>> BEGIN

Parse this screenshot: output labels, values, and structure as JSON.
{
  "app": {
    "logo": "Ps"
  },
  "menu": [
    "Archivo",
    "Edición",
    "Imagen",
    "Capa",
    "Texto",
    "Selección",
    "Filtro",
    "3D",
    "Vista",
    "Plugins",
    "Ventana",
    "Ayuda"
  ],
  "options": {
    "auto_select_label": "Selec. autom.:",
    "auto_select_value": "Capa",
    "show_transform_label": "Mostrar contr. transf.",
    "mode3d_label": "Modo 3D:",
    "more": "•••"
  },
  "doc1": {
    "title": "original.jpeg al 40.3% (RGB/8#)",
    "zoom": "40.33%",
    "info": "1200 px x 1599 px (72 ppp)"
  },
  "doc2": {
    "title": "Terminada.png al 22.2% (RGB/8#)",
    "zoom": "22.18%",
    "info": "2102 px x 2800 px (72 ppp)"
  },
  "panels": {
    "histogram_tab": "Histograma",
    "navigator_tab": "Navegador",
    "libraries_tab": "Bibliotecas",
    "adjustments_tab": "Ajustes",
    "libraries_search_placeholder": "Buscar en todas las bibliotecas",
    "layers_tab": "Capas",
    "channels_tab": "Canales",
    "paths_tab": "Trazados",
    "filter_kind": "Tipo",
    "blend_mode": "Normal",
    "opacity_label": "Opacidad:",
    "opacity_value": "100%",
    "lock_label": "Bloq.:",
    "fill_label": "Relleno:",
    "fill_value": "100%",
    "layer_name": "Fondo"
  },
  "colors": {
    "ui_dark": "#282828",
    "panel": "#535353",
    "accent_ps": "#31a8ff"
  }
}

>> END

**Exercise details**
Print all of the entries exactly as they are written.

**Output for this task**
Parse this screenshot: output labels, values, and structure as JSON.
{
  "app": {
    "logo": "Ps"
  },
  "menu": [
    "Archivo",
    "Edición",
    "Imagen",
    "Capa",
    "Texto",
    "Selección",
    "Filtro",
    "3D",
    "Vista",
    "Plugins",
    "Ventana",
    "Ayuda"
  ],
  "options": {
    "auto_select_label": "Selec. autom.:",
    "auto_select_value": "Capa",
    "show_transform_label": "Mostrar contr. transf.",
    "mode3d_label": "Modo 3D:",
    "more": "•••"
  },
  "doc1": {
    "title": "original.jpeg al 40.3% (RGB/8#)",
    "zoom": "40.33%",
    "info": "1200 px x 1599 px (72 ppp)"
  },
  "doc2": {
    "title": "Terminada.png al 22.2% (RGB/8#)",
    "zoom": "22.18%",
    "info": "2102 px x 2800 px (72 ppp)"
  },
  "panels": {
    "histogram_tab": "Histograma",
    "navigator_tab": "Navegador",
    "libraries_tab": "Bibliotecas",
    "adjustments_tab": "Ajustes",
    "libraries_search_placeholder": "Buscar en todas las bibliotecas",
    "layers_tab": "Capas",
    "channels_tab": "Canales",
    "paths_tab": "Trazados",
    "filter_kind": "Tipo",
    "blend_mode": "Normal",
    "opacity_label": "Opacidad:",
    "opacity_value": "100%",
    "lock_label": "Bloq.:",
    "fill_label": "Relleno:",
    "fill_value": "100%",
    "layer_name": "Fondo"
  },
  "colors": {
    "ui_dark": "#282828",
    "panel": "#535353",
    "accent_ps": "#31a8ff"
  }
}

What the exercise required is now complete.